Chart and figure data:
--- Begin ---
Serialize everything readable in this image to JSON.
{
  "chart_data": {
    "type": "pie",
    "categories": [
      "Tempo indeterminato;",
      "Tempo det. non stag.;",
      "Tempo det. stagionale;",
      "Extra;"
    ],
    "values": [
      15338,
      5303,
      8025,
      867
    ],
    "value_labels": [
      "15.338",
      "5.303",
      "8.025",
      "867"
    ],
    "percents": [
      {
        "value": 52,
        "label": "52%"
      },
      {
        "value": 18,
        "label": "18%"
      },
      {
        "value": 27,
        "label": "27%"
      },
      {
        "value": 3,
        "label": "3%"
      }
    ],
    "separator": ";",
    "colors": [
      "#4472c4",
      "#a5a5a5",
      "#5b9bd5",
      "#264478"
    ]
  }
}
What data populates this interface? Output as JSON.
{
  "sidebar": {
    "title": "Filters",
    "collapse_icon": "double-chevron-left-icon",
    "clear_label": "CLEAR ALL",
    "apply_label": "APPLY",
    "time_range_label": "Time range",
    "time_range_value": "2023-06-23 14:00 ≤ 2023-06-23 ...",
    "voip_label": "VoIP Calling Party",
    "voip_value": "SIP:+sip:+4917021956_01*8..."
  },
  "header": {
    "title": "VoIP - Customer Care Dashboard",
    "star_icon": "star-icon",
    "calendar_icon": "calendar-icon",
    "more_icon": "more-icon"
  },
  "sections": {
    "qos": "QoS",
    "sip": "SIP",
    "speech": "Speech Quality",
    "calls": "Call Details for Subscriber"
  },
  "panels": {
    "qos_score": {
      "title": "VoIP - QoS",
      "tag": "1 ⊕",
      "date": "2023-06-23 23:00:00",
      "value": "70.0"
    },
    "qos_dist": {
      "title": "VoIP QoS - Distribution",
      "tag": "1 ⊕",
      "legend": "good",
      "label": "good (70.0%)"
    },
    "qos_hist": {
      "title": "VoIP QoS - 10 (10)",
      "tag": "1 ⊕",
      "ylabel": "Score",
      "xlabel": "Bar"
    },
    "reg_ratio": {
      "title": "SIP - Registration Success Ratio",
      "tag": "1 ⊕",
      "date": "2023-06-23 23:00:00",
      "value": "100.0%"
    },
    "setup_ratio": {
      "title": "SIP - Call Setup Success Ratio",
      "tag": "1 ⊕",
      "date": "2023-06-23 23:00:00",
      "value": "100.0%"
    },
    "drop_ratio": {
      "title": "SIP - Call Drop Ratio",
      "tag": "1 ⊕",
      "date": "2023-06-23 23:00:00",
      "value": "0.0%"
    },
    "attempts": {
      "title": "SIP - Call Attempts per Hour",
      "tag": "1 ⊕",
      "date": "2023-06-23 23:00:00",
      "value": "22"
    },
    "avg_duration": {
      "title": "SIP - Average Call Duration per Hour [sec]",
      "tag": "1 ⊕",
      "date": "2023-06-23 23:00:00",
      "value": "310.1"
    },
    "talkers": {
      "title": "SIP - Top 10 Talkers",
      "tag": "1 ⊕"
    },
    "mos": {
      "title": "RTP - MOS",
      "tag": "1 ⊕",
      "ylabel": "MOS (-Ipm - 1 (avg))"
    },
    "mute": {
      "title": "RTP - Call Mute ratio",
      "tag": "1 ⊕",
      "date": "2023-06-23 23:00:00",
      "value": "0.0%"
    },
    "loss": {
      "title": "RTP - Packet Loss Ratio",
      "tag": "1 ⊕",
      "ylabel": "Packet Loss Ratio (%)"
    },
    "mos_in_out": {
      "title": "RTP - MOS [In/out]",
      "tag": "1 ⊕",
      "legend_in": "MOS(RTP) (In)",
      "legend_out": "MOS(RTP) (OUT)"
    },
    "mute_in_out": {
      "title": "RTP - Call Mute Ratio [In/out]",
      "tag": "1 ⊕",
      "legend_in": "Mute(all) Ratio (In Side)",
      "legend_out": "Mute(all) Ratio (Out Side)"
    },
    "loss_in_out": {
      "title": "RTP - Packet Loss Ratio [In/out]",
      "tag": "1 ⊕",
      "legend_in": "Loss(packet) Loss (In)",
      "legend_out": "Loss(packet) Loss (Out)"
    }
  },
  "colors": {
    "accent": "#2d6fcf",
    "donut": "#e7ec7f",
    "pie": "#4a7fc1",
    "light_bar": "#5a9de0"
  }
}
--- End ---
**What you are asked to do**: All of the records must be retyped exactly as they are.

**Output below**:
Serialize everything readable in this image to JSON.
{
  "chart_data": {
    "type": "pie",
    "categories": [
      "Tempo indeterminato;",
      "Tempo det. non stag.;",
      "Tempo det. stagionale;",
      "Extra;"
    ],
    "values": [
      15338,
      5303,
      8025,
      867
    ],
    "value_labels": [
      "15.338",
      "5.303",
      "8.025",
      "867"
    ],
    "percents": [
      {
        "value": 52,
        "label": "52%"
      },
      {
        "value": 18,
        "label": "18%"
      },
      {
        "value": 27,
        "label": "27%"
      },
      {
        "value": 3,
        "label": "3%"
      }
    ],
    "separator": ";",
    "colors": [
      "#4472c4",
      "#a5a5a5",
      "#5b9bd5",
      "#264478"
    ]
  }
}
What data populates this interface? Output as JSON.
{
  "sidebar": {
    "title": "Filters",
    "collapse_icon": "double-chevron-left-icon",
    "clear_label": "CLEAR ALL",
    "apply_label": "APPLY",
    "time_range_label": "Time range",
    "time_range_value": "2023-06-23 14:00 ≤ 2023-06-23 ...",
    "voip_label": "VoIP Calling Party",
    "voip_value": "SIP:+sip:+4917021956_01*8..."
  },
  "header": {
    "title": "VoIP - Customer Care Dashboard",
    "star_icon": "star-icon",
    "calendar_icon": "calendar-icon",
    "more_icon": "more-icon"
  },
  "sections": {
    "qos": "QoS",
    "sip": "SIP",
    "speech": "Speech Quality",
    "calls": "Call Details for Subscriber"
  },
  "panels": {
    "qos_score": {
      "title": "VoIP - QoS",
      "tag": "1 ⊕",
      "date": "2023-06-23 23:00:00",
      "value": "70.0"
    },
    "qos_dist": {
      "title": "VoIP QoS - Distribution",
      "tag": "1 ⊕",
      "legend": "good",
      "label": "good (70.0%)"
    },
    "qos_hist": {
      "title": "VoIP QoS - 10 (10)",
      "tag": "1 ⊕",
      "ylabel": "Score",
      "xlabel": "Bar"
    },
    "reg_ratio": {
      "title": "SIP - Registration Success Ratio",
      "tag": "1 ⊕",
      "date": "2023-06-23 23:00:00",
      "value": "100.0%"
    },
    "setup_ratio": {
      "title": "SIP - Call Setup Success Ratio",
      "tag": "1 ⊕",
      "date": "2023-06-23 23:00:00",
      "value": "100.0%"
    },
    "drop_ratio": {
      "title": "SIP - Call Drop Ratio",
      "tag": "1 ⊕",
      "date": "2023-06-23 23:00:00",
      "value": "0.0%"
    },
    "attempts": {
      "title": "SIP - Call Attempts per Hour",
      "tag": "1 ⊕",
      "date": "2023-06-23 23:00:00",
      "value": "22"
    },
    "avg_duration": {
      "title": "SIP - Average Call Duration per Hour [sec]",
      "tag": "1 ⊕",
      "date": "2023-06-23 23:00:00",
      "value": "310.1"
    },
    "talkers": {
      "title": "SIP - Top 10 Talkers",
      "tag": "1 ⊕"
    },
    "mos": {
      "title": "RTP - MOS",
      "tag": "1 ⊕",
      "ylabel": "MOS (-Ipm - 1 (avg))"
    },
    "mute": {
      "title": "RTP - Call Mute ratio",
      "tag": "1 ⊕",
      "date": "2023-06-23 23:00:00",
      "value": "0.0%"
    },
    "loss": {
      "title": "RTP - Packet Loss Ratio",
      "tag": "1 ⊕",
      "ylabel": "Packet Loss Ratio (%)"
    },
    "mos_in_out": {
      "title": "RTP - MOS [In/out]",
      "tag": "1 ⊕",
      "legend_in": "MOS(RTP) (In)",
      "legend_out": "MOS(RTP) (OUT)"
    },
    "mute_in_out": {
      "title": "RTP - Call Mute Ratio [In/out]",
      "tag": "1 ⊕",
      "legend_in": "Mute(all) Ratio (In Side)",
      "legend_out": "Mute(all) Ratio (Out Side)"
    },
    "loss_in_out": {
      "title": "RTP - Packet Loss Ratio [In/out]",
      "tag": "1 ⊕",
      "legend_in": "Loss(packet) Loss (In)",
      "legend_out": "Loss(packet) Loss (Out)"
    }
  },
  "colors": {
    "accent": "#2d6fcf",
    "donut": "#e7ec7f",
    "pie": "#4a7fc1",
    "light_bar": "#5a9de0"
  }
}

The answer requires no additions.